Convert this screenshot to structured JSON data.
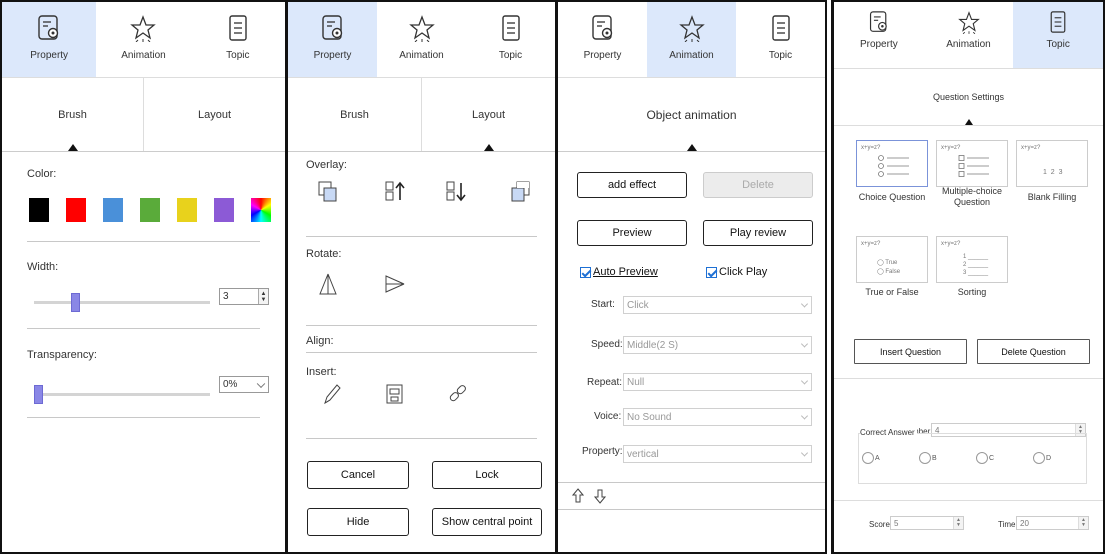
{
  "panel1": {
    "tabs": [
      {
        "label": "Property",
        "icon": "property-icon",
        "active": true
      },
      {
        "label": "Animation",
        "icon": "star-icon",
        "active": false
      },
      {
        "label": "Topic",
        "icon": "document-icon",
        "active": false
      }
    ],
    "subtabs": [
      "Brush",
      "Layout"
    ],
    "color_label": "Color:",
    "colors": [
      "#000000",
      "#ff0000",
      "#4a90d9",
      "#5aab3a",
      "#e8d21c",
      "#8c5ad6",
      "rainbow"
    ],
    "width_label": "Width:",
    "width_value": "3",
    "width_level": 0.22,
    "transparency_label": "Transparency:",
    "transparency_value": "0%",
    "transparency_level": 0.0
  },
  "panel2": {
    "tabs": [
      {
        "label": "Property",
        "icon": "property-icon",
        "active": true
      },
      {
        "label": "Animation",
        "icon": "star-icon",
        "active": false
      },
      {
        "label": "Topic",
        "icon": "document-icon",
        "active": false
      }
    ],
    "subtabs": [
      "Brush",
      "Layout"
    ],
    "overlay_label": "Overlay:",
    "rotate_label": "Rotate:",
    "align_label": "Align:",
    "insert_label": "Insert:",
    "cancel_label": "Cancel",
    "lock_label": "Lock",
    "hide_label": "Hide",
    "central_point_label": "Show central point"
  },
  "panel3": {
    "tabs": [
      {
        "label": "Property",
        "icon": "property-icon",
        "active": false
      },
      {
        "label": "Animation",
        "icon": "star-icon",
        "active": true
      },
      {
        "label": "Topic",
        "icon": "document-icon",
        "active": false
      }
    ],
    "subtab": "Object animation",
    "add_effect_label": "add effect",
    "delete_label": "Delete",
    "preview_label": "Preview",
    "play_review_label": "Play review",
    "auto_preview_label": "Auto Preview",
    "click_play_label": "Click Play",
    "fields": [
      {
        "label": "Start:",
        "value": "Click"
      },
      {
        "label": "Speed:",
        "value": "Middle(2 S)"
      },
      {
        "label": "Repeat:",
        "value": "Null"
      },
      {
        "label": "Voice:",
        "value": "No Sound"
      },
      {
        "label": "Property:",
        "value": "vertical"
      }
    ]
  },
  "panel4": {
    "tabs": [
      {
        "label": "Property",
        "icon": "property-icon",
        "active": false
      },
      {
        "label": "Animation",
        "icon": "star-icon",
        "active": false
      },
      {
        "label": "Topic",
        "icon": "document-icon",
        "active": true
      }
    ],
    "subtab": "Question Settings",
    "q_types": [
      {
        "caption": "Choice Question",
        "tag": "x+y=z?"
      },
      {
        "caption": "Multiple-choice Question",
        "tag": "x+y=z?"
      },
      {
        "caption": "Blank Filling",
        "tag": "x+y=z?",
        "nums": "1  2  3"
      },
      {
        "caption": "True or False",
        "tag": "x+y=z?",
        "opt_true": "True",
        "opt_false": "False"
      },
      {
        "caption": "Sorting",
        "tag": "x+y=z?",
        "n1": "1",
        "n2": "2",
        "n3": "3"
      }
    ],
    "insert_label": "Insert Question",
    "delete_label": "Delete Question",
    "option_number_label": "Option Number:",
    "option_number_value": "4",
    "correct_answer_label": "Correct Answer",
    "answers": [
      "A",
      "B",
      "C",
      "D"
    ],
    "score_label": "Score:",
    "score_value": "5",
    "time_label": "Time:",
    "time_value": "20"
  }
}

■ Short task ■
Write out every entry again word for word, without any of the pictures.

■ In response ■
Convert this screenshot to structured JSON data.
{
  "panel1": {
    "tabs": [
      {
        "label": "Property",
        "icon": "property-icon",
        "active": true
      },
      {
        "label": "Animation",
        "icon": "star-icon",
        "active": false
      },
      {
        "label": "Topic",
        "icon": "document-icon",
        "active": false
      }
    ],
    "subtabs": [
      "Brush",
      "Layout"
    ],
    "color_label": "Color:",
    "colors": [
      "#000000",
      "#ff0000",
      "#4a90d9",
      "#5aab3a",
      "#e8d21c",
      "#8c5ad6",
      "rainbow"
    ],
    "width_label": "Width:",
    "width_value": "3",
    "width_level": 0.22,
    "transparency_label": "Transparency:",
    "transparency_value": "0%",
    "transparency_level": 0.0
  },
  "panel2": {
    "tabs": [
      {
        "label": "Property",
        "icon": "property-icon",
        "active": true
      },
      {
        "label": "Animation",
        "icon": "star-icon",
        "active": false
      },
      {
        "label": "Topic",
        "icon": "document-icon",
        "active": false
      }
    ],
    "subtabs": [
      "Brush",
      "Layout"
    ],
    "overlay_label": "Overlay:",
    "rotate_label": "Rotate:",
    "align_label": "Align:",
    "insert_label": "Insert:",
    "cancel_label": "Cancel",
    "lock_label": "Lock",
    "hide_label": "Hide",
    "central_point_label": "Show central point"
  },
  "panel3": {
    "tabs": [
      {
        "label": "Property",
        "icon": "property-icon",
        "active": false
      },
      {
        "label": "Animation",
        "icon": "star-icon",
        "active": true
      },
      {
        "label": "Topic",
        "icon": "document-icon",
        "active": false
      }
    ],
    "subtab": "Object animation",
    "add_effect_label": "add effect",
    "delete_label": "Delete",
    "preview_label": "Preview",
    "play_review_label": "Play review",
    "auto_preview_label": "Auto Preview",
    "click_play_label": "Click Play",
    "fields": [
      {
        "label": "Start:",
        "value": "Click"
      },
      {
        "label": "Speed:",
        "value": "Middle(2 S)"
      },
      {
        "label": "Repeat:",
        "value": "Null"
      },
      {
        "label": "Voice:",
        "value": "No Sound"
      },
      {
        "label": "Property:",
        "value": "vertical"
      }
    ]
  },
  "panel4": {
    "tabs": [
      {
        "label": "Property",
        "icon": "property-icon",
        "active": false
      },
      {
        "label": "Animation",
        "icon": "star-icon",
        "active": false
      },
      {
        "label": "Topic",
        "icon": "document-icon",
        "active": true
      }
    ],
    "subtab": "Question Settings",
    "q_types": [
      {
        "caption": "Choice Question",
        "tag": "x+y=z?"
      },
      {
        "caption": "Multiple-choice Question",
        "tag": "x+y=z?"
      },
      {
        "caption": "Blank Filling",
        "tag": "x+y=z?",
        "nums": "1  2  3"
      },
      {
        "caption": "True or False",
        "tag": "x+y=z?",
        "opt_true": "True",
        "opt_false": "False"
      },
      {
        "caption": "Sorting",
        "tag": "x+y=z?",
        "n1": "1",
        "n2": "2",
        "n3": "3"
      }
    ],
    "insert_label": "Insert Question",
    "delete_label": "Delete Question",
    "option_number_label": "Option Number:",
    "option_number_value": "4",
    "correct_answer_label": "Correct Answer",
    "answers": [
      "A",
      "B",
      "C",
      "D"
    ],
    "score_label": "Score:",
    "score_value": "5",
    "time_label": "Time:",
    "time_value": "20"
  }
}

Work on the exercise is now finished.